Extract the listing below in full, unchanged.

* * * * *

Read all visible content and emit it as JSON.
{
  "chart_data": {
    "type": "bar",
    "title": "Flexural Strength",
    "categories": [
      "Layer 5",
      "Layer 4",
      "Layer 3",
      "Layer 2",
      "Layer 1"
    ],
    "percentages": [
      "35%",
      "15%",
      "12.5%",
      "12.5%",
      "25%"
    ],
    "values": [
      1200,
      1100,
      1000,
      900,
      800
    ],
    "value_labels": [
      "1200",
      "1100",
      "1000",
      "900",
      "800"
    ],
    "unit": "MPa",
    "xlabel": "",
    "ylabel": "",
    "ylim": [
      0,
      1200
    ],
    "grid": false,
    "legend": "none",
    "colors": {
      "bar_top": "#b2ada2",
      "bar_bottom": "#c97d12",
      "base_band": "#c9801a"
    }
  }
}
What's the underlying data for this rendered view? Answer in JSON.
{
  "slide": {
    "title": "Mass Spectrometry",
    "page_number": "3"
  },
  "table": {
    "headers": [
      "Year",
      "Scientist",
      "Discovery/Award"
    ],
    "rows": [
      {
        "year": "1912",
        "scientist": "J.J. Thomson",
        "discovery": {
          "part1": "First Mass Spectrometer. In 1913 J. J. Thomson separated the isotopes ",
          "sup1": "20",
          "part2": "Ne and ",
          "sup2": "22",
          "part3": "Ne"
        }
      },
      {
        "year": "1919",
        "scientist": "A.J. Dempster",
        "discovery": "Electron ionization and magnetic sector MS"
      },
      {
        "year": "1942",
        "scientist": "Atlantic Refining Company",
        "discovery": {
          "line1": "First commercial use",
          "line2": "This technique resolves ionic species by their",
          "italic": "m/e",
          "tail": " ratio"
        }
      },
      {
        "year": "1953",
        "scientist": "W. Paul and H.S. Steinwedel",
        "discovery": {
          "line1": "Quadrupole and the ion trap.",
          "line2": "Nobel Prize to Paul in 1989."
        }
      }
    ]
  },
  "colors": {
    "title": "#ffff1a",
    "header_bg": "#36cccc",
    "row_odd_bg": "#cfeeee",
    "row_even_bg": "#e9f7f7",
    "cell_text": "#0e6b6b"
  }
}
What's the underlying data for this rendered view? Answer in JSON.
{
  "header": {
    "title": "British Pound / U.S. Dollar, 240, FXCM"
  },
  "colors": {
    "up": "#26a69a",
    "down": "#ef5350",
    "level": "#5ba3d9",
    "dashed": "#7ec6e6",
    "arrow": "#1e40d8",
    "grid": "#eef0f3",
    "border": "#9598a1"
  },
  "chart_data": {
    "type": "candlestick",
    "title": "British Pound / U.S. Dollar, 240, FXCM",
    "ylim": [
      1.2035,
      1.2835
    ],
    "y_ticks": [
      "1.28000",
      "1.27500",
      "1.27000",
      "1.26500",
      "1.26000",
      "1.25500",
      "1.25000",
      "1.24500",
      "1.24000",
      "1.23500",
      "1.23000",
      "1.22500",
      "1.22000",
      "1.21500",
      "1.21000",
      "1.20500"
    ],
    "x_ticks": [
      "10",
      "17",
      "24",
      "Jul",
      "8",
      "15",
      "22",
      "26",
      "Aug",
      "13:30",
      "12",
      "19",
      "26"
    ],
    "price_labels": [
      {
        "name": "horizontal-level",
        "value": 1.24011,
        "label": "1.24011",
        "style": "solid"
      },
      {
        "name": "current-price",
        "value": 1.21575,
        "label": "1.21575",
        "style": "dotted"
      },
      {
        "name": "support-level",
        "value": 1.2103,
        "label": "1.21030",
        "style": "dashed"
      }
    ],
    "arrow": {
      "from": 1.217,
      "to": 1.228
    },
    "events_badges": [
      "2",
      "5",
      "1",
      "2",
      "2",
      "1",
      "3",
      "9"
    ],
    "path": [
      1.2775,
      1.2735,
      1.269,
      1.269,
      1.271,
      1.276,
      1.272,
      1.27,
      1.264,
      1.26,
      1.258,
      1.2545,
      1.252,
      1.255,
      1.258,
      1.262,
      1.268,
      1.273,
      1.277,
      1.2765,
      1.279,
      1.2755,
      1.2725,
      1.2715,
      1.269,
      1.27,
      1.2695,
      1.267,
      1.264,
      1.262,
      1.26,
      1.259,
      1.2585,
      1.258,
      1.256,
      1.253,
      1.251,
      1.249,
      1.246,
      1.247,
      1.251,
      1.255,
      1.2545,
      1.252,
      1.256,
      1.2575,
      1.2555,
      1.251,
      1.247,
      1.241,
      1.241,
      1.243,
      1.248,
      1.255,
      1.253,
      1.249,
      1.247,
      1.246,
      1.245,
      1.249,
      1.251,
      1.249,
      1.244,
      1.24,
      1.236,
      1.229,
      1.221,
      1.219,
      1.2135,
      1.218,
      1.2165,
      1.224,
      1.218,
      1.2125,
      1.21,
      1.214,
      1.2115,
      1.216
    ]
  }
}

* * * * *

Answer to this exercise:
Read all visible content and emit it as JSON.
{
  "chart_data": {
    "type": "bar",
    "title": "Flexural Strength",
    "categories": [
      "Layer 5",
      "Layer 4",
      "Layer 3",
      "Layer 2",
      "Layer 1"
    ],
    "percentages": [
      "35%",
      "15%",
      "12.5%",
      "12.5%",
      "25%"
    ],
    "values": [
      1200,
      1100,
      1000,
      900,
      800
    ],
    "value_labels": [
      "1200",
      "1100",
      "1000",
      "900",
      "800"
    ],
    "unit": "MPa",
    "xlabel": "",
    "ylabel": "",
    "ylim": [
      0,
      1200
    ],
    "grid": false,
    "legend": "none",
    "colors": {
      "bar_top": "#b2ada2",
      "bar_bottom": "#c97d12",
      "base_band": "#c9801a"
    }
  }
}
What's the underlying data for this rendered view? Answer in JSON.
{
  "slide": {
    "title": "Mass Spectrometry",
    "page_number": "3"
  },
  "table": {
    "headers": [
      "Year",
      "Scientist",
      "Discovery/Award"
    ],
    "rows": [
      {
        "year": "1912",
        "scientist": "J.J. Thomson",
        "discovery": {
          "part1": "First Mass Spectrometer. In 1913 J. J. Thomson separated the isotopes ",
          "sup1": "20",
          "part2": "Ne and ",
          "sup2": "22",
          "part3": "Ne"
        }
      },
      {
        "year": "1919",
        "scientist": "A.J. Dempster",
        "discovery": "Electron ionization and magnetic sector MS"
      },
      {
        "year": "1942",
        "scientist": "Atlantic Refining Company",
        "discovery": {
          "line1": "First commercial use",
          "line2": "This technique resolves ionic species by their",
          "italic": "m/e",
          "tail": " ratio"
        }
      },
      {
        "year": "1953",
        "scientist": "W. Paul and H.S. Steinwedel",
        "discovery": {
          "line1": "Quadrupole and the ion trap.",
          "line2": "Nobel Prize to Paul in 1989."
        }
      }
    ]
  },
  "colors": {
    "title": "#ffff1a",
    "header_bg": "#36cccc",
    "row_odd_bg": "#cfeeee",
    "row_even_bg": "#e9f7f7",
    "cell_text": "#0e6b6b"
  }
}
What's the underlying data for this rendered view? Answer in JSON.
{
  "header": {
    "title": "British Pound / U.S. Dollar, 240, FXCM"
  },
  "colors": {
    "up": "#26a69a",
    "down": "#ef5350",
    "level": "#5ba3d9",
    "dashed": "#7ec6e6",
    "arrow": "#1e40d8",
    "grid": "#eef0f3",
    "border": "#9598a1"
  },
  "chart_data": {
    "type": "candlestick",
    "title": "British Pound / U.S. Dollar, 240, FXCM",
    "ylim": [
      1.2035,
      1.2835
    ],
    "y_ticks": [
      "1.28000",
      "1.27500",
      "1.27000",
      "1.26500",
      "1.26000",
      "1.25500",
      "1.25000",
      "1.24500",
      "1.24000",
      "1.23500",
      "1.23000",
      "1.22500",
      "1.22000",
      "1.21500",
      "1.21000",
      "1.20500"
    ],
    "x_ticks": [
      "10",
      "17",
      "24",
      "Jul",
      "8",
      "15",
      "22",
      "26",
      "Aug",
      "13:30",
      "12",
      "19",
      "26"
    ],
    "price_labels": [
      {
        "name": "horizontal-level",
        "value": 1.24011,
        "label": "1.24011",
        "style": "solid"
      },
      {
        "name": "current-price",
        "value": 1.21575,
        "label": "1.21575",
        "style": "dotted"
      },
      {
        "name": "support-level",
        "value": 1.2103,
        "label": "1.21030",
        "style": "dashed"
      }
    ],
    "arrow": {
      "from": 1.217,
      "to": 1.228
    },
    "events_badges": [
      "2",
      "5",
      "1",
      "2",
      "2",
      "1",
      "3",
      "9"
    ],
    "path": [
      1.2775,
      1.2735,
      1.269,
      1.269,
      1.271,
      1.276,
      1.272,
      1.27,
      1.264,
      1.26,
      1.258,
      1.2545,
      1.252,
      1.255,
      1.258,
      1.262,
      1.268,
      1.273,
      1.277,
      1.2765,
      1.279,
      1.2755,
      1.2725,
      1.2715,
      1.269,
      1.27,
      1.2695,
      1.267,
      1.264,
      1.262,
      1.26,
      1.259,
      1.2585,
      1.258,
      1.256,
      1.253,
      1.251,
      1.249,
      1.246,
      1.247,
      1.251,
      1.255,
      1.2545,
      1.252,
      1.256,
      1.2575,
      1.2555,
      1.251,
      1.247,
      1.241,
      1.241,
      1.243,
      1.248,
      1.255,
      1.253,
      1.249,
      1.247,
      1.246,
      1.245,
      1.249,
      1.251,
      1.249,
      1.244,
      1.24,
      1.236,
      1.229,
      1.221,
      1.219,
      1.2135,
      1.218,
      1.2165,
      1.224,
      1.218,
      1.2125,
      1.21,
      1.214,
      1.2115,
      1.216
    ]
  }
}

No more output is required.